# DATA RECORDS start

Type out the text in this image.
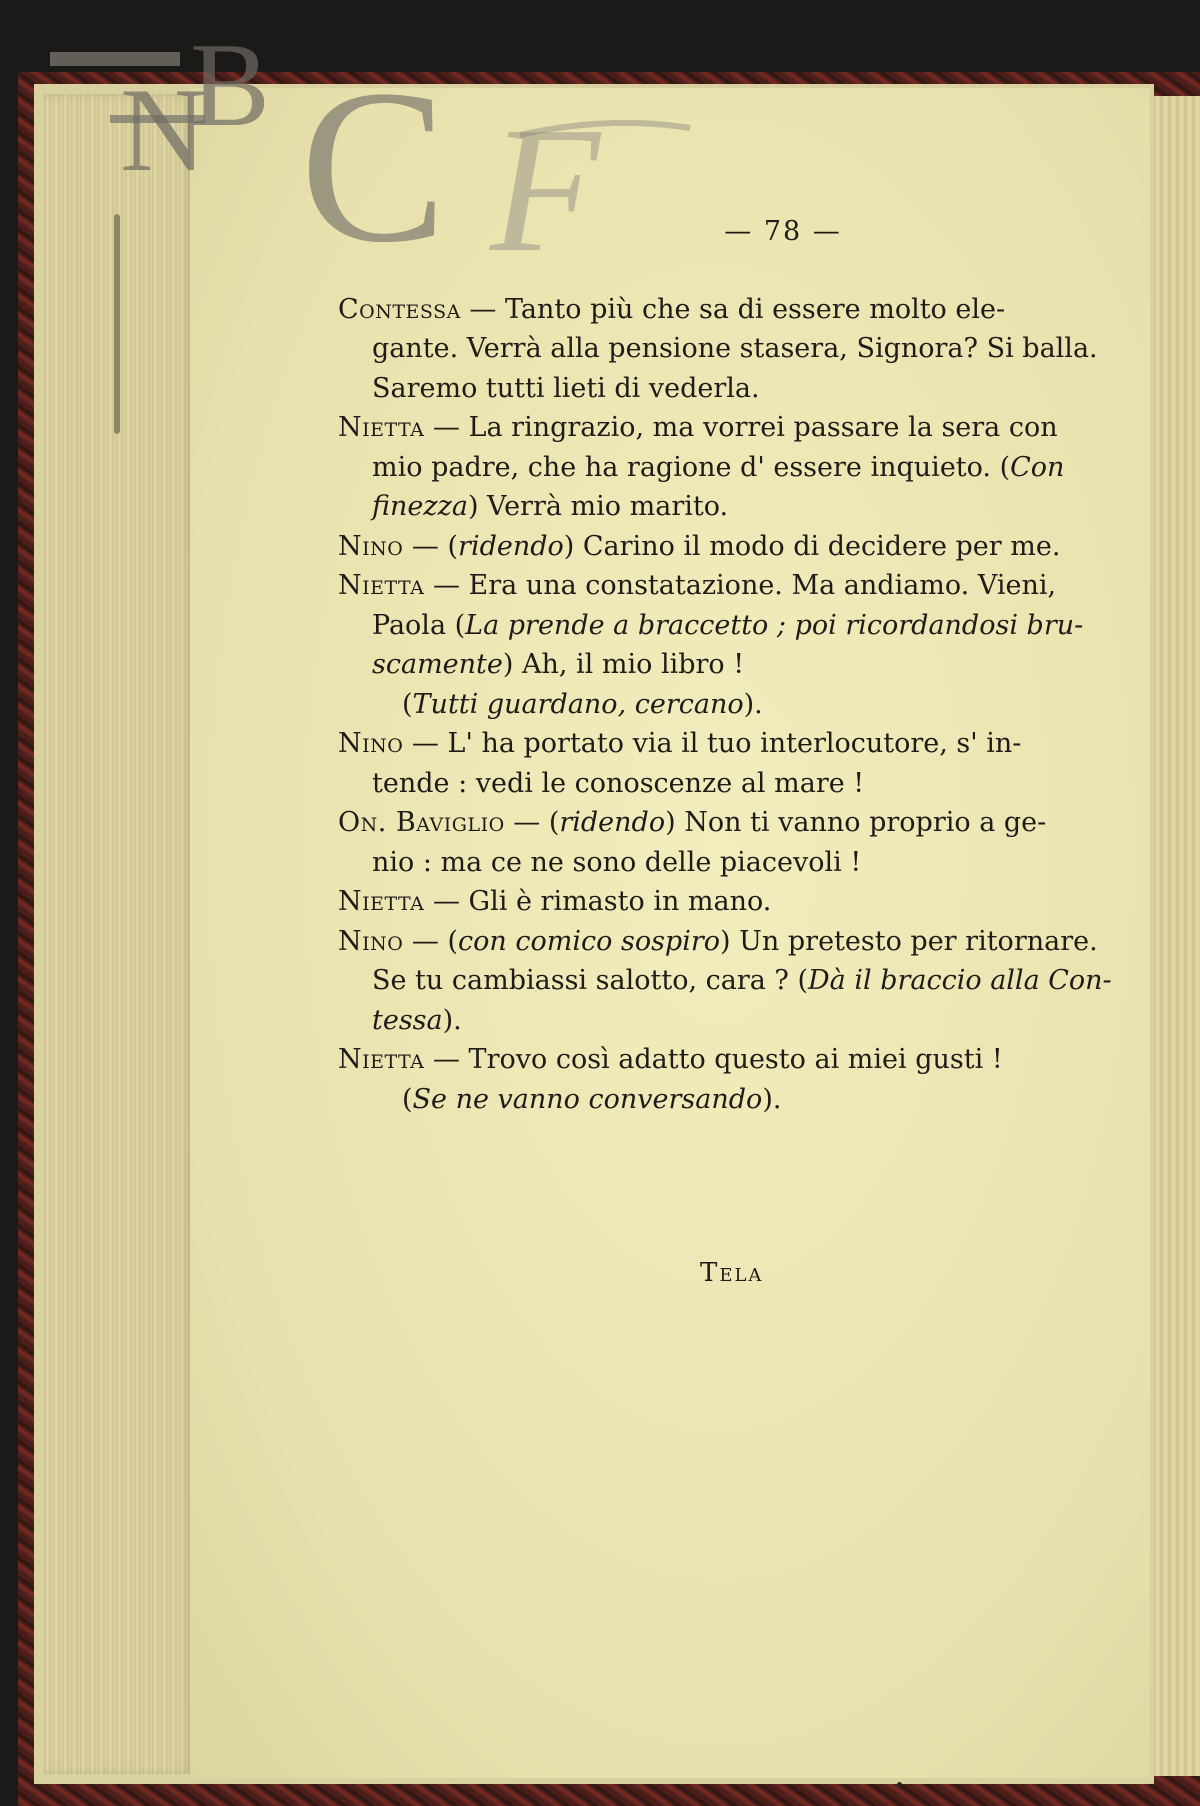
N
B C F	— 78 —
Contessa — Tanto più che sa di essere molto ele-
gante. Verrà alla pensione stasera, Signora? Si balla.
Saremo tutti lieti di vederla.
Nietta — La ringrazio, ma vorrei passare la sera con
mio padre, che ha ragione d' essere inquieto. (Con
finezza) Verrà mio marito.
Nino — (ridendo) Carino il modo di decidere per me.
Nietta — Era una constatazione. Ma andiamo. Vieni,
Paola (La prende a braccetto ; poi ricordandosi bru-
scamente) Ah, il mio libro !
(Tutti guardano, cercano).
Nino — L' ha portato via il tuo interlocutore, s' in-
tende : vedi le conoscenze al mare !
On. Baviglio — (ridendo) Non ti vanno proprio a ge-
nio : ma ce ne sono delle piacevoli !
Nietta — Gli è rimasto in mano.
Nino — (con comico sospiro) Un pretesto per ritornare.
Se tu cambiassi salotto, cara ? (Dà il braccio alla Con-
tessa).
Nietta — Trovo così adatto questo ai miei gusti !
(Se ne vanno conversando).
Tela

# DATA RECORDS end

▸ AIM OF THE EXERCISE
Send back the data above word for word, with the pictures left out.

▸ SOLUTION TO THE PROBLEM
Type out the text in this image.
N
B C F	— 78 —
Contessa — Tanto più che sa di essere molto ele-
gante. Verrà alla pensione stasera, Signora? Si balla.
Saremo tutti lieti di vederla.
Nietta — La ringrazio, ma vorrei passare la sera con
mio padre, che ha ragione d' essere inquieto. (Con
finezza) Verrà mio marito.
Nino — (ridendo) Carino il modo di decidere per me.
Nietta — Era una constatazione. Ma andiamo. Vieni,
Paola (La prende a braccetto ; poi ricordandosi bru-
scamente) Ah, il mio libro !
(Tutti guardano, cercano).
Nino — L' ha portato via il tuo interlocutore, s' in-
tende : vedi le conoscenze al mare !
On. Baviglio — (ridendo) Non ti vanno proprio a ge-
nio : ma ce ne sono delle piacevoli !
Nietta — Gli è rimasto in mano.
Nino — (con comico sospiro) Un pretesto per ritornare.
Se tu cambiassi salotto, cara ? (Dà il braccio alla Con-
tessa).
Nietta — Trovo così adatto questo ai miei gusti !
(Se ne vanno conversando).
Tela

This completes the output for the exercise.